_Text under study_:
□ □ □

• Tokyo


It’s ridiculous the way the British government and media are fretting over the causes of recent urban riots in England. They’ve been deluded by their own social reconstructionist rhetoric, and are left mouthing “why?” like fish gasping out of water.

In the aftermath and amid the debris, they are now analyzing how a majority of rioters did not fit the police profile of hooligans, or how the violence demonstrates the failure of previous indulgent, soft approaches to delinquent youths.

At a loss for better ideas, Prime Minister David Cameron has no choice but to fall back on a hard, punitive anti-crime line. I guess it’s too easy now to say that he ought to have taken such a stance from the start of his political career.

I think making sense of it all is simpler than the over-analyzing criminologists or social scientists pretend. (“It’s elementary, Watson!”) Sure, violence is terrible, but it’s fun — especially for bored, unemployed young people who see an opportunity for a great adrenaline rush during a languid, hot summer.

They even used their social media networks to turn it into a kind of dark street party.

The fact that violence is terrible but exciting is one reason why we will always have war, which is something to remember here in Japan when we prostrate ourselves every August before the idol of Peace with vows of “never again.”

But I could be wrong.

The opinions expressed in this letter to the editor are the writer’s own and do not necessarily reflect the policies of The Japan Times.

□ □ □

_Information given_:
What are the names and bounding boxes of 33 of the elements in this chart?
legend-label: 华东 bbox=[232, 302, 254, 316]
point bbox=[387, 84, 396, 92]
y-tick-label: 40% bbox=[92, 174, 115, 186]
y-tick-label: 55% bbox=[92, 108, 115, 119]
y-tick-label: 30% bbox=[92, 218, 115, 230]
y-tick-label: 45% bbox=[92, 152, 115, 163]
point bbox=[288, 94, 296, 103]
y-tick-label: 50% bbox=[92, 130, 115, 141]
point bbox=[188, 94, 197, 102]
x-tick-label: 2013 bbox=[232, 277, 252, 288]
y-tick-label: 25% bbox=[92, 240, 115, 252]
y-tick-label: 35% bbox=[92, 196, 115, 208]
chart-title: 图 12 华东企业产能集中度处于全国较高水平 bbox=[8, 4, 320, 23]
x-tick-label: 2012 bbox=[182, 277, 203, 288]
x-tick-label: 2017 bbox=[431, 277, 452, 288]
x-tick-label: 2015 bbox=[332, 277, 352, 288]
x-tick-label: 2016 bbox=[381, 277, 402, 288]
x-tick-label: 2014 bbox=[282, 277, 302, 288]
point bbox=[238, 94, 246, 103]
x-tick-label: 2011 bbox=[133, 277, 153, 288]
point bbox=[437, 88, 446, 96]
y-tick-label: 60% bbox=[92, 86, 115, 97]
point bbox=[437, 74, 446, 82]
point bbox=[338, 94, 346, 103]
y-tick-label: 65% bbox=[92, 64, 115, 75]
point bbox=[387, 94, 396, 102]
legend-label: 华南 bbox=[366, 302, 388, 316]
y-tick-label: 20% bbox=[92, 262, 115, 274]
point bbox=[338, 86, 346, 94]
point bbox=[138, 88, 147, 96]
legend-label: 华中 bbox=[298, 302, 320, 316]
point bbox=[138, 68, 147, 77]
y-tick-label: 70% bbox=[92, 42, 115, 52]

□ □ □

_List of tasks_:
1 > Answer these questions from the letter.
(a) Which prime minister does it name?
(b) What did the young people use to turn the violence into "a kind of dark street party"?
(c) In which month does it say people in Japan make vows of "never again"?
2 > Return the passage of the letter from "The fact that" up to and including "could be wrong.".
3 > List every place name that appears in the letter.
The rows can be left aside; the letter alone is enough.

_Answers for each item_:
1 >
(a) David Cameron
(b) Their social media networks
(c) August

2 >
The fact that violence is terrible but exciting is one reason why we will always have war, which is something to remember here in Japan when we prostrate ourselves every August before the idol of Peace with vows of “never again.”

But I could be wrong.

3 >
Tokyo
England
Japan